[What is expected] Resume the blog post about Andy Griffith, continuing it from its last sentence.

[Text]
☆ ☆ ☆

Andy Griffith

When I heard that Andy Griffith passed away on July 3, 2012, I felt the urge to blog about it because I always liked him. I remembered him first and foremost from the Andy Griffith show that I watched along with my grandparents when I visited their apartment as a young child. Afternoons of beans and wieners followed by the iconic whistling intro, were fondly remembered, with the image of the even tempered Andy walking along a road with an exited child actor running along beside him named Ron Howard, as Opie. It always seemed a wholesome bit of TV, so from that point on, I always equated Andy with wholesomeness.

Upon Andy’s death, I did a little bit of looking into his old roles. Many of his shows I had not seen, although there was some more reminiscing when I came across Matlock again, which I occasionally watched with my family, and vague recollections of watching the Waitress and Spy Hard. Since I can’t seem to stay away from my local library, I also managed to dig up some other movies by Andy, such as No Time for Sergeants, an old black and white from ’58 that showed Andy as a bumbling farm boy flexing his comedic chops in the air force. His dopy, yet endearing, character was just so fun to watch. There was even a short role in the film for Don Knotts, Andy’s eventual Mayberry sidekick, which is all the more fun because this film actually predates the Andy Griffith Show by 2 years.

I may have watched one of his more powerful performances when I found Andy’s portrayal of Larry ‘Lonesome’ Rhoads in his very first movie, A Face in the Crowd, from 1957. This was the first time I’d seen Andy play such a vibrantly charismatic jerk, with his leering cockiness and spontaneously rebellious, and fairly well played, songs. There was something about his amazing crazy eyed intensity I found captivating, perhaps simply because it’s in such stark contrast to the Andy characters I always thought I knew. The plot was one I’d seen before, generally about how power and fame corrupts, but this was a film set way before its time, and it accurately depicts some of what we have going on in media and entertainment today, 55 years later.  With a young Walter Mathau with some classic and insightful lines and Patricia Neal doing a smart, dedicated-to-a-fault, supporting female lead, this movie really was fantastic. The trailer doesn’t really do it justice, but you can find it below, along with a short clip from No Time for Sergeants and a little Andy Griffith show for good measure.

☆ ☆ ☆

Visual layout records

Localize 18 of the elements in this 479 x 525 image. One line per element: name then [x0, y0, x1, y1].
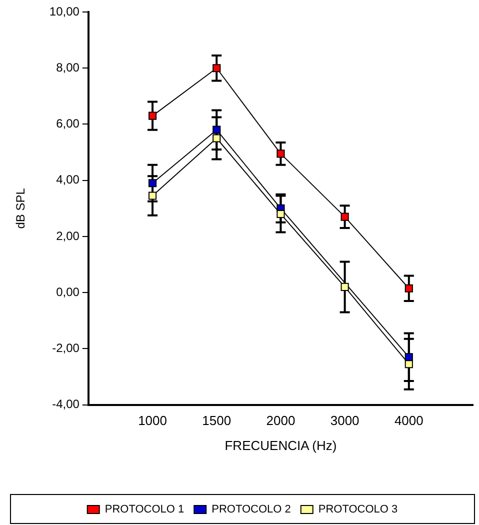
y-tick-label: 8,00 [56, 60, 80, 74]
x-tick-label: 1000 [138, 413, 167, 428]
y-tick-label: 4,00 [56, 172, 80, 187]
x-axis-title: FRECUENCIA (Hz) [224, 438, 337, 453]
y-tick-label: -4,00 [52, 397, 80, 412]
x-tick-label: 4000 [394, 413, 424, 428]
legend-label: PROTOCOLO 1 [104, 504, 184, 516]
y-tick-label: -2,00 [52, 341, 80, 355]
legend-label: PROTOCOLO 2 [212, 504, 291, 516]
legend-label: PROTOCOLO 3 [318, 504, 398, 516]
y-tick-label: 10,00 [49, 4, 80, 18]
x-tick-label: 3000 [330, 413, 360, 428]
y-tick-label: 6,00 [56, 116, 80, 131]
y-tick-label: 0,00 [56, 284, 80, 299]
x-tick-label: 2000 [266, 413, 296, 428]
y-axis-title: dB SPL [14, 188, 28, 229]
x-tick-label: 1500 [202, 413, 232, 428]
y-tick-label: 2,00 [56, 228, 80, 243]
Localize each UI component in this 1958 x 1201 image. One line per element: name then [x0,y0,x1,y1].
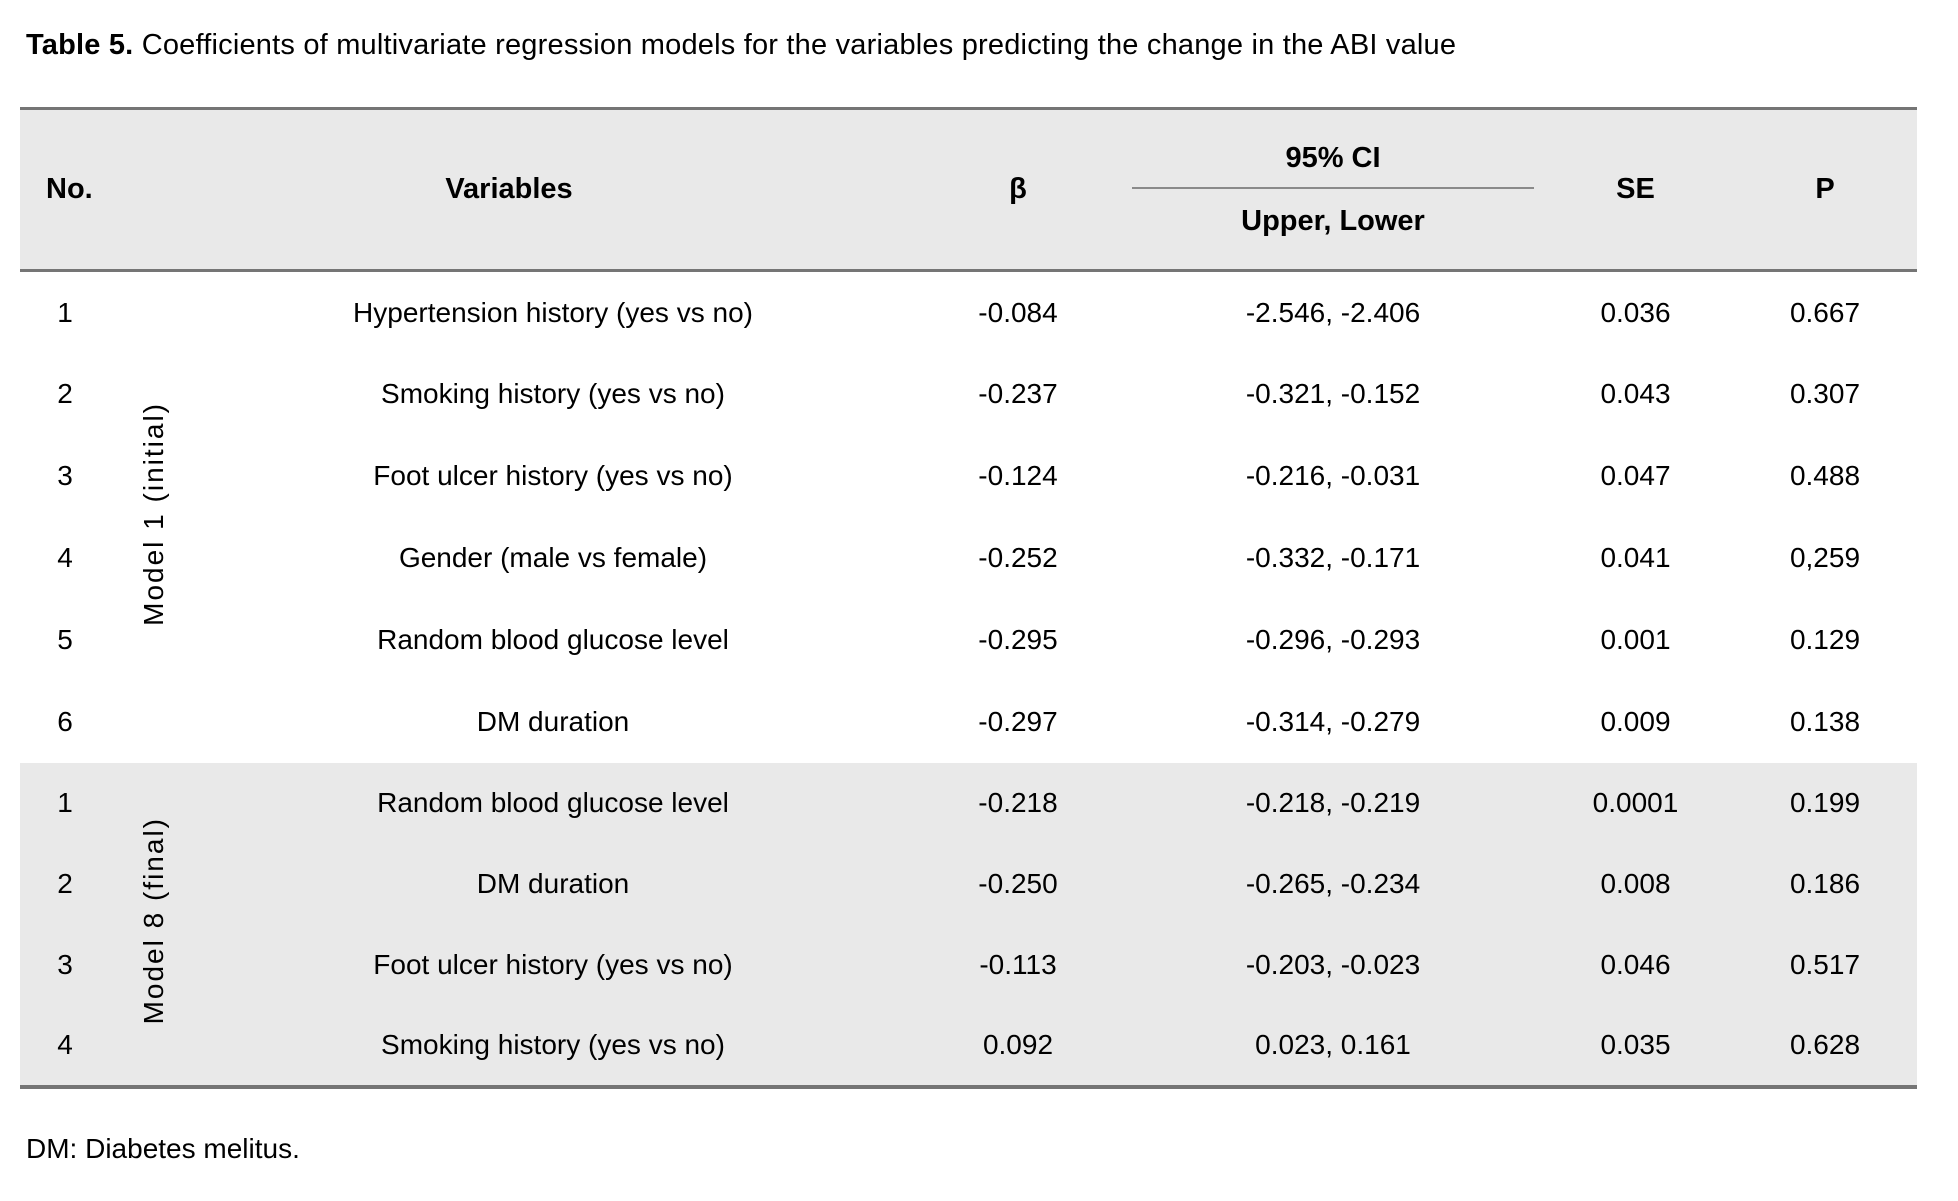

☆ ☆ ☆

[Task answer]
Andy was a talented actor, a treasure that touched the lives of many in Hollywood and around the world. This fatherly icon showed people, through his Mayberry character, what characteristics fathers could and should embody. That they could be strong, funny, wholesome, fair and kind. I miss that in television, and I’ll miss Andy Griffith.

10 thoughts on “Andy Griffith

  1. I loved Andy Griffith. What a great actor! Thanks for writing about him and stirring up all the memories. Thanks, also for visiting my site. Hope you enjoyed it. I’ll be back!


  2. I watched Faces in the Crowd, expecting Andy Griffith, and was really surprised. But it made me realize what a good actor he was. My first acquaintance with him was No Time For Sergeants, which I think Gomer Pyle must have been based on. I thought the movie was hilarious, and I just loved Andy as a big bumbling good-hearted not-as-dumb-as-he-looks kind of guy. I went to see Waitress because I really like Nathan Fillion from Firefly. As it turned out, I didn’t care much for the role Nathan played, and I was SO glad their relationship turned out the way it did for the protagonist’s sake (no spoilers here for your readers), but I thought Andy did a great job playing a good-hearted curmudgeon.


    • It was totally the same for me. It wasn’t until this movie where I really saw how great a range he had as an actor, I really had no idea he was so amazing. I also watched No Time for Sergeants and liked it a lot since it was so much like the Andy character I had known and loved. He surprised me in the waitress since I also watched that movie for Nathan Fillion (Firefly is awesome!) and didn’t realize that Andy was in it. 🙂 It was definitely a pleasant surprise.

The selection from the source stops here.